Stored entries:
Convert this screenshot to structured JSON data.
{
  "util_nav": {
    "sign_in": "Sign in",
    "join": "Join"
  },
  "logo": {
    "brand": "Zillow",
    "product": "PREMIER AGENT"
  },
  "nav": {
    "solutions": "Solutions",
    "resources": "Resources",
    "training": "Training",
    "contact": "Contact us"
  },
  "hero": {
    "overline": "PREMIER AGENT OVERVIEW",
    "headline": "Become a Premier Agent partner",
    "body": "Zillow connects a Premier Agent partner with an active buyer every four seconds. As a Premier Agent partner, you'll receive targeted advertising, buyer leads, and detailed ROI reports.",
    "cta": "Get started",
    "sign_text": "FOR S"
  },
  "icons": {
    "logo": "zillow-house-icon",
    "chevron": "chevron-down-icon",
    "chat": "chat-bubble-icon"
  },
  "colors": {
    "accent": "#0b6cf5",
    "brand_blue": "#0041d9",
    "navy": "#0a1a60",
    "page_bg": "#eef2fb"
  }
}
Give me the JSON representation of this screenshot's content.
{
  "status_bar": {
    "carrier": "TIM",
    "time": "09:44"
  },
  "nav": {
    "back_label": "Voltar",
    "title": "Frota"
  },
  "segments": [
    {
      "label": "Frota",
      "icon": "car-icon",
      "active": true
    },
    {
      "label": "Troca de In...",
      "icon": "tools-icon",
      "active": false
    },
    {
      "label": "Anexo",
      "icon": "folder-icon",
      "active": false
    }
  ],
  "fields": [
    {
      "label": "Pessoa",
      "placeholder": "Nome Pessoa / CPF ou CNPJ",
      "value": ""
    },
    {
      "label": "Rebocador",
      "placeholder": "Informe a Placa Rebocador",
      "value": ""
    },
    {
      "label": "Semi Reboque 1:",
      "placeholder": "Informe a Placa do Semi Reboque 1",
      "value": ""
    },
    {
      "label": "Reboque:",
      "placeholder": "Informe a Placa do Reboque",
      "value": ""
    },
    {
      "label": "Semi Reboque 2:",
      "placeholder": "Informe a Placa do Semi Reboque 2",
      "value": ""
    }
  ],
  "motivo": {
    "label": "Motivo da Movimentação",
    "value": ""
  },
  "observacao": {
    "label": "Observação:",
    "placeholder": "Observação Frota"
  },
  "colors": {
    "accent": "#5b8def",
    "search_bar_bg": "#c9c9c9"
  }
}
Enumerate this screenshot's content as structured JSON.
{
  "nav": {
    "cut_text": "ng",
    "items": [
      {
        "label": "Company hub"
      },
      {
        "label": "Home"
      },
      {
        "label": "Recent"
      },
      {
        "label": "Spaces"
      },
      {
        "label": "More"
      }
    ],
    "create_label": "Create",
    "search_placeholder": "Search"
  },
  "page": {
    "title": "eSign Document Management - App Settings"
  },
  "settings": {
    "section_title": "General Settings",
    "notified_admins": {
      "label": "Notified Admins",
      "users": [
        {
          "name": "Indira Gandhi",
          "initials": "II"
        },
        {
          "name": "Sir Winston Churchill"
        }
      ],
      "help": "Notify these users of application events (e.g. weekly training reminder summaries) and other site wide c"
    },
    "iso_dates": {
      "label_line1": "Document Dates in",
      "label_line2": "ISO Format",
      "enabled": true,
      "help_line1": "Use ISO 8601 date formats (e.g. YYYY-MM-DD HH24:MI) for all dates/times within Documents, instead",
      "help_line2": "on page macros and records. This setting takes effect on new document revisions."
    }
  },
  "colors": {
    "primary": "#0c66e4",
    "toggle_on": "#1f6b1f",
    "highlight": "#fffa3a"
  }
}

Your objective: Return the entries in full, keeping every line exactly as it is.

Reply to the exercise:
Convert this screenshot to structured JSON data.
{
  "util_nav": {
    "sign_in": "Sign in",
    "join": "Join"
  },
  "logo": {
    "brand": "Zillow",
    "product": "PREMIER AGENT"
  },
  "nav": {
    "solutions": "Solutions",
    "resources": "Resources",
    "training": "Training",
    "contact": "Contact us"
  },
  "hero": {
    "overline": "PREMIER AGENT OVERVIEW",
    "headline": "Become a Premier Agent partner",
    "body": "Zillow connects a Premier Agent partner with an active buyer every four seconds. As a Premier Agent partner, you'll receive targeted advertising, buyer leads, and detailed ROI reports.",
    "cta": "Get started",
    "sign_text": "FOR S"
  },
  "icons": {
    "logo": "zillow-house-icon",
    "chevron": "chevron-down-icon",
    "chat": "chat-bubble-icon"
  },
  "colors": {
    "accent": "#0b6cf5",
    "brand_blue": "#0041d9",
    "navy": "#0a1a60",
    "page_bg": "#eef2fb"
  }
}
Give me the JSON representation of this screenshot's content.
{
  "status_bar": {
    "carrier": "TIM",
    "time": "09:44"
  },
  "nav": {
    "back_label": "Voltar",
    "title": "Frota"
  },
  "segments": [
    {
      "label": "Frota",
      "icon": "car-icon",
      "active": true
    },
    {
      "label": "Troca de In...",
      "icon": "tools-icon",
      "active": false
    },
    {
      "label": "Anexo",
      "icon": "folder-icon",
      "active": false
    }
  ],
  "fields": [
    {
      "label": "Pessoa",
      "placeholder": "Nome Pessoa / CPF ou CNPJ",
      "value": ""
    },
    {
      "label": "Rebocador",
      "placeholder": "Informe a Placa Rebocador",
      "value": ""
    },
    {
      "label": "Semi Reboque 1:",
      "placeholder": "Informe a Placa do Semi Reboque 1",
      "value": ""
    },
    {
      "label": "Reboque:",
      "placeholder": "Informe a Placa do Reboque",
      "value": ""
    },
    {
      "label": "Semi Reboque 2:",
      "placeholder": "Informe a Placa do Semi Reboque 2",
      "value": ""
    }
  ],
  "motivo": {
    "label": "Motivo da Movimentação",
    "value": ""
  },
  "observacao": {
    "label": "Observação:",
    "placeholder": "Observação Frota"
  },
  "colors": {
    "accent": "#5b8def",
    "search_bar_bg": "#c9c9c9"
  }
}
Enumerate this screenshot's content as structured JSON.
{
  "nav": {
    "cut_text": "ng",
    "items": [
      {
        "label": "Company hub"
      },
      {
        "label": "Home"
      },
      {
        "label": "Recent"
      },
      {
        "label": "Spaces"
      },
      {
        "label": "More"
      }
    ],
    "create_label": "Create",
    "search_placeholder": "Search"
  },
  "page": {
    "title": "eSign Document Management - App Settings"
  },
  "settings": {
    "section_title": "General Settings",
    "notified_admins": {
      "label": "Notified Admins",
      "users": [
        {
          "name": "Indira Gandhi",
          "initials": "II"
        },
        {
          "name": "Sir Winston Churchill"
        }
      ],
      "help": "Notify these users of application events (e.g. weekly training reminder summaries) and other site wide c"
    },
    "iso_dates": {
      "label_line1": "Document Dates in",
      "label_line2": "ISO Format",
      "enabled": true,
      "help_line1": "Use ISO 8601 date formats (e.g. YYYY-MM-DD HH24:MI) for all dates/times within Documents, instead",
      "help_line2": "on page macros and records. This setting takes effect on new document revisions."
    }
  },
  "colors": {
    "primary": "#0c66e4",
    "toggle_on": "#1f6b1f",
    "highlight": "#fffa3a"
  }
}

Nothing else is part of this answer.